* PROBLEM TO SOLVE: Pictures do not belong in the copy. Return all of the entries exactly.
==== RECORDS PROVIDED
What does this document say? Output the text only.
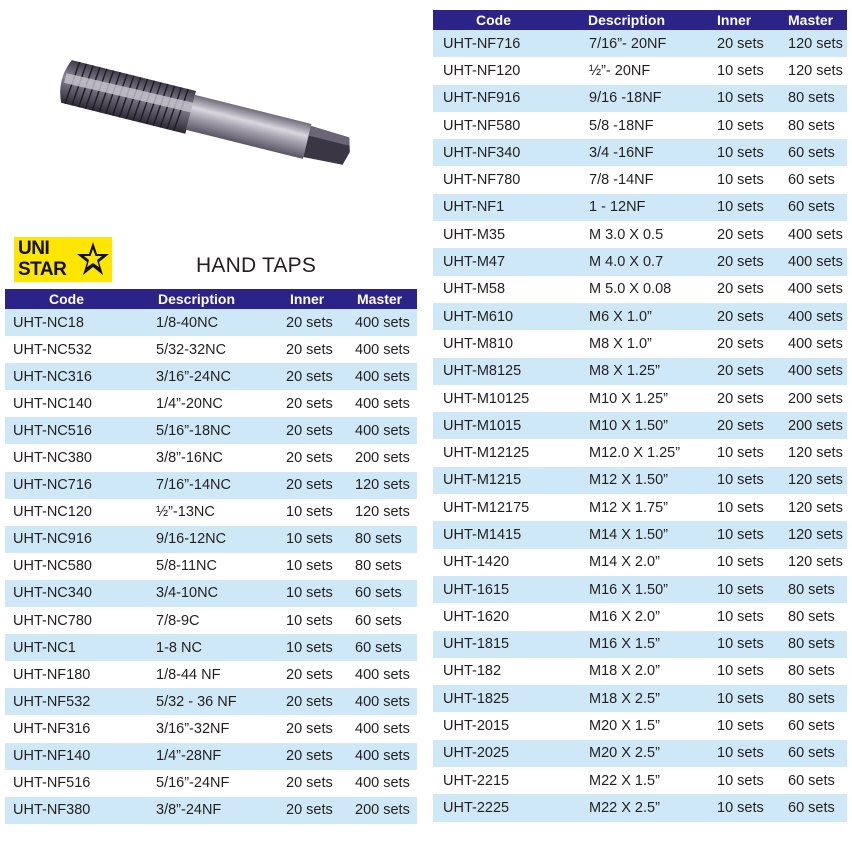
UNI
STAR	HAND TAPS
Code	Description	Inner	Master
UHT-NC18	1/8-40NC	20 sets	400 sets
UHT-NC532	5/32-32NC	20 sets	400 sets
UHT-NC316	3/16”-24NC	20 sets	400 sets
UHT-NC140	1/4”-20NC	20 sets	400 sets
UHT-NC516	5/16”-18NC	20 sets	400 sets
UHT-NC380	3/8”-16NC	20 sets	200 sets
UHT-NC716	7/16”-14NC	20 sets	120 sets
UHT-NC120	½”-13NC	10 sets	120 sets
UHT-NC916	9/16-12NC	10 sets	80 sets
UHT-NC580	5/8-11NC	10 sets	80 sets
UHT-NC340	3/4-10NC	10 sets	60 sets
UHT-NC780	7/8-9C	10 sets	60 sets
UHT-NC1	1-8 NC	10 sets	60 sets
UHT-NF180	1/8-44 NF	20 sets	400 sets
UHT-NF532	5/32 - 36 NF	20 sets	400 sets
UHT-NF316	3/16”-32NF	20 sets	400 sets
UHT-NF140	1/4”-28NF	20 sets	400 sets
UHT-NF516	5/16”-24NF	20 sets	400 sets
UHT-NF380	3/8”-24NF	20 sets	200 sets
Code	Description	Inner	Master
UHT-NF716	7/16”- 20NF	20 sets	120 sets
UHT-NF120	½”- 20NF	10 sets	120 sets
UHT-NF916	9/16 -18NF	10 sets	80 sets
UHT-NF580	5/8 -18NF	10 sets	80 sets
UHT-NF340	3/4 -16NF	10 sets	60 sets
UHT-NF780	7/8 -14NF	10 sets	60 sets
UHT-NF1	1 - 12NF	10 sets	60 sets
UHT-M35	M 3.0 X 0.5	20 sets	400 sets
UHT-M47	M 4.0 X 0.7	20 sets	400 sets
UHT-M58	M 5.0 X 0.08	20 sets	400 sets
UHT-M610	M6 X 1.0”	20 sets	400 sets
UHT-M810	M8 X 1.0”	20 sets	400 sets
UHT-M8125	M8 X 1.25”	20 sets	400 sets
UHT-M10125	M10 X 1.25”	20 sets	200 sets
UHT-M1015	M10 X 1.50”	20 sets	200 sets
UHT-M12125	M12.0 X 1.25”	10 sets	120 sets
UHT-M1215	M12 X 1.50”	10 sets	120 sets
UHT-M12175	M12 X 1.75”	10 sets	120 sets
UHT-M1415	M14 X 1.50”	10 sets	120 sets
UHT-1420	M14 X 2.0”	10 sets	120 sets
UHT-1615	M16 X 1.50”	10 sets	80 sets
UHT-1620	M16 X 2.0”	10 sets	80 sets
UHT-1815	M16 X 1.5”	10 sets	80 sets
UHT-182	M18 X 2.0”	10 sets	80 sets
UHT-1825	M18 X 2.5”	10 sets	80 sets
UHT-2015	M20 X 1.5”	10 sets	60 sets
UHT-2025	M20 X 2.5”	10 sets	60 sets
UHT-2215	M22 X 1.5”	10 sets	60 sets
UHT-2225	M22 X 2.5”	10 sets	60 sets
========
* WRITTEN SOLUTION:
What does this document say? Output the text only.
UNI
STAR	HAND TAPS
Code	Description	Inner	Master
UHT-NC18	1/8-40NC	20 sets	400 sets
UHT-NC532	5/32-32NC	20 sets	400 sets
UHT-NC316	3/16”-24NC	20 sets	400 sets
UHT-NC140	1/4”-20NC	20 sets	400 sets
UHT-NC516	5/16”-18NC	20 sets	400 sets
UHT-NC380	3/8”-16NC	20 sets	200 sets
UHT-NC716	7/16”-14NC	20 sets	120 sets
UHT-NC120	½”-13NC	10 sets	120 sets
UHT-NC916	9/16-12NC	10 sets	80 sets
UHT-NC580	5/8-11NC	10 sets	80 sets
UHT-NC340	3/4-10NC	10 sets	60 sets
UHT-NC780	7/8-9C	10 sets	60 sets
UHT-NC1	1-8 NC	10 sets	60 sets
UHT-NF180	1/8-44 NF	20 sets	400 sets
UHT-NF532	5/32 - 36 NF	20 sets	400 sets
UHT-NF316	3/16”-32NF	20 sets	400 sets
UHT-NF140	1/4”-28NF	20 sets	400 sets
UHT-NF516	5/16”-24NF	20 sets	400 sets
UHT-NF380	3/8”-24NF	20 sets	200 sets
Code	Description	Inner	Master
UHT-NF716	7/16”- 20NF	20 sets	120 sets
UHT-NF120	½”- 20NF	10 sets	120 sets
UHT-NF916	9/16 -18NF	10 sets	80 sets
UHT-NF580	5/8 -18NF	10 sets	80 sets
UHT-NF340	3/4 -16NF	10 sets	60 sets
UHT-NF780	7/8 -14NF	10 sets	60 sets
UHT-NF1	1 - 12NF	10 sets	60 sets
UHT-M35	M 3.0 X 0.5	20 sets	400 sets
UHT-M47	M 4.0 X 0.7	20 sets	400 sets
UHT-M58	M 5.0 X 0.08	20 sets	400 sets
UHT-M610	M6 X 1.0”	20 sets	400 sets
UHT-M810	M8 X 1.0”	20 sets	400 sets
UHT-M8125	M8 X 1.25”	20 sets	400 sets
UHT-M10125	M10 X 1.25”	20 sets	200 sets
UHT-M1015	M10 X 1.50”	20 sets	200 sets
UHT-M12125	M12.0 X 1.25”	10 sets	120 sets
UHT-M1215	M12 X 1.50”	10 sets	120 sets
UHT-M12175	M12 X 1.75”	10 sets	120 sets
UHT-M1415	M14 X 1.50”	10 sets	120 sets
UHT-1420	M14 X 2.0”	10 sets	120 sets
UHT-1615	M16 X 1.50”	10 sets	80 sets
UHT-1620	M16 X 2.0”	10 sets	80 sets
UHT-1815	M16 X 1.5”	10 sets	80 sets
UHT-182	M18 X 2.0”	10 sets	80 sets
UHT-1825	M18 X 2.5”	10 sets	80 sets
UHT-2015	M20 X 1.5”	10 sets	60 sets
UHT-2025	M20 X 2.5”	10 sets	60 sets
UHT-2215	M22 X 1.5”	10 sets	60 sets
UHT-2225	M22 X 2.5”	10 sets	60 sets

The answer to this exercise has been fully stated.